▶ **GOAL**:
Each entry that follows must be output without any deviation.

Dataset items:
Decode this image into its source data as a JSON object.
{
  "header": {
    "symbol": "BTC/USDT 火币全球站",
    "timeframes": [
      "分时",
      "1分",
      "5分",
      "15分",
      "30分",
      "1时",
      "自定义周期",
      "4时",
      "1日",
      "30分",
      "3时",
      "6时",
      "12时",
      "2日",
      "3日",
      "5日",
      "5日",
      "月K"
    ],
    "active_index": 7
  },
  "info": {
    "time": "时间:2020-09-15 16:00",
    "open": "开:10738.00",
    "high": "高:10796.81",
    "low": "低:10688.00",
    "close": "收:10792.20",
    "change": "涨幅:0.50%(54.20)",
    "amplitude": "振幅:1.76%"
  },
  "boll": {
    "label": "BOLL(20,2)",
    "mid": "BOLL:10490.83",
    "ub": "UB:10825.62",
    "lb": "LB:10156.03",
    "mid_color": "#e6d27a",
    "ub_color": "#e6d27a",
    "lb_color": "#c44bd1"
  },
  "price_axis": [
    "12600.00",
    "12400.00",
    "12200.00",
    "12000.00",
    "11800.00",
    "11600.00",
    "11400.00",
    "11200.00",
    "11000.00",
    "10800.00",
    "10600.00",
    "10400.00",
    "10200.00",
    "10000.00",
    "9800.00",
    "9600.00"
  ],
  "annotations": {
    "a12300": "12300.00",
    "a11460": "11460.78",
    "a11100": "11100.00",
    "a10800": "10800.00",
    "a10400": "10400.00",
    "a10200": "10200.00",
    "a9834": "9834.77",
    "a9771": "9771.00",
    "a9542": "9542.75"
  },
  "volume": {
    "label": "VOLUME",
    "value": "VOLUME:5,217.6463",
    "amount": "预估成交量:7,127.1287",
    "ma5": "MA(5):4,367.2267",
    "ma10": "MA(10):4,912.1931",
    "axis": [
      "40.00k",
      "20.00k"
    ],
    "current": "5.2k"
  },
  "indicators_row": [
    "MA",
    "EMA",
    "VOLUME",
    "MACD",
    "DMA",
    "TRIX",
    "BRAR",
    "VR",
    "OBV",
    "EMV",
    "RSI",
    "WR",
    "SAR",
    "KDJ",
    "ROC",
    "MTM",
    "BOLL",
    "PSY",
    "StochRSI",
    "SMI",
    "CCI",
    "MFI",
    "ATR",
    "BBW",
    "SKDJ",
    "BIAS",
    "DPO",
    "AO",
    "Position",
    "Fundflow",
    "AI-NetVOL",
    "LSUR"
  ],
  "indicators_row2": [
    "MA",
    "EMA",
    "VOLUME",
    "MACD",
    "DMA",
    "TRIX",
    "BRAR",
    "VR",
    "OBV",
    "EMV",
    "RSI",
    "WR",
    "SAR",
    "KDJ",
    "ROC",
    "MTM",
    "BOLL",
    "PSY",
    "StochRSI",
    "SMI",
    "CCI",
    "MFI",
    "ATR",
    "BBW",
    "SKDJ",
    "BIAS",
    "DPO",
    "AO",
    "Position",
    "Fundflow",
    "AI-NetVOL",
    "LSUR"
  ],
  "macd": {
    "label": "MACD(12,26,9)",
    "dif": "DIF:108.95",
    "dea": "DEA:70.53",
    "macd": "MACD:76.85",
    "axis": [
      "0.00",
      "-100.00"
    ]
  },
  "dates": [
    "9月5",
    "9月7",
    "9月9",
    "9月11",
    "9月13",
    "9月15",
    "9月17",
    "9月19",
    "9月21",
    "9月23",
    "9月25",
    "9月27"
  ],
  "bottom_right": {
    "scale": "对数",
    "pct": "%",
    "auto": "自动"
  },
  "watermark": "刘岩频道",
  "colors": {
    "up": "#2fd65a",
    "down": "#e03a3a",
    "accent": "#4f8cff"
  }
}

▶ **FINISHED ANSWER**:
Decode this image into its source data as a JSON object.
{
  "header": {
    "symbol": "BTC/USDT 火币全球站",
    "timeframes": [
      "分时",
      "1分",
      "5分",
      "15分",
      "30分",
      "1时",
      "自定义周期",
      "4时",
      "1日",
      "30分",
      "3时",
      "6时",
      "12时",
      "2日",
      "3日",
      "5日",
      "5日",
      "月K"
    ],
    "active_index": 7
  },
  "info": {
    "time": "时间:2020-09-15 16:00",
    "open": "开:10738.00",
    "high": "高:10796.81",
    "low": "低:10688.00",
    "close": "收:10792.20",
    "change": "涨幅:0.50%(54.20)",
    "amplitude": "振幅:1.76%"
  },
  "boll": {
    "label": "BOLL(20,2)",
    "mid": "BOLL:10490.83",
    "ub": "UB:10825.62",
    "lb": "LB:10156.03",
    "mid_color": "#e6d27a",
    "ub_color": "#e6d27a",
    "lb_color": "#c44bd1"
  },
  "price_axis": [
    "12600.00",
    "12400.00",
    "12200.00",
    "12000.00",
    "11800.00",
    "11600.00",
    "11400.00",
    "11200.00",
    "11000.00",
    "10800.00",
    "10600.00",
    "10400.00",
    "10200.00",
    "10000.00",
    "9800.00",
    "9600.00"
  ],
  "annotations": {
    "a12300": "12300.00",
    "a11460": "11460.78",
    "a11100": "11100.00",
    "a10800": "10800.00",
    "a10400": "10400.00",
    "a10200": "10200.00",
    "a9834": "9834.77",
    "a9771": "9771.00",
    "a9542": "9542.75"
  },
  "volume": {
    "label": "VOLUME",
    "value": "VOLUME:5,217.6463",
    "amount": "预估成交量:7,127.1287",
    "ma5": "MA(5):4,367.2267",
    "ma10": "MA(10):4,912.1931",
    "axis": [
      "40.00k",
      "20.00k"
    ],
    "current": "5.2k"
  },
  "indicators_row": [
    "MA",
    "EMA",
    "VOLUME",
    "MACD",
    "DMA",
    "TRIX",
    "BRAR",
    "VR",
    "OBV",
    "EMV",
    "RSI",
    "WR",
    "SAR",
    "KDJ",
    "ROC",
    "MTM",
    "BOLL",
    "PSY",
    "StochRSI",
    "SMI",
    "CCI",
    "MFI",
    "ATR",
    "BBW",
    "SKDJ",
    "BIAS",
    "DPO",
    "AO",
    "Position",
    "Fundflow",
    "AI-NetVOL",
    "LSUR"
  ],
  "indicators_row2": [
    "MA",
    "EMA",
    "VOLUME",
    "MACD",
    "DMA",
    "TRIX",
    "BRAR",
    "VR",
    "OBV",
    "EMV",
    "RSI",
    "WR",
    "SAR",
    "KDJ",
    "ROC",
    "MTM",
    "BOLL",
    "PSY",
    "StochRSI",
    "SMI",
    "CCI",
    "MFI",
    "ATR",
    "BBW",
    "SKDJ",
    "BIAS",
    "DPO",
    "AO",
    "Position",
    "Fundflow",
    "AI-NetVOL",
    "LSUR"
  ],
  "macd": {
    "label": "MACD(12,26,9)",
    "dif": "DIF:108.95",
    "dea": "DEA:70.53",
    "macd": "MACD:76.85",
    "axis": [
      "0.00",
      "-100.00"
    ]
  },
  "dates": [
    "9月5",
    "9月7",
    "9月9",
    "9月11",
    "9月13",
    "9月15",
    "9月17",
    "9月19",
    "9月21",
    "9月23",
    "9月25",
    "9月27"
  ],
  "bottom_right": {
    "scale": "对数",
    "pct": "%",
    "auto": "自动"
  },
  "watermark": "刘岩频道",
  "colors": {
    "up": "#2fd65a",
    "down": "#e03a3a",
    "accent": "#4f8cff"
  }
}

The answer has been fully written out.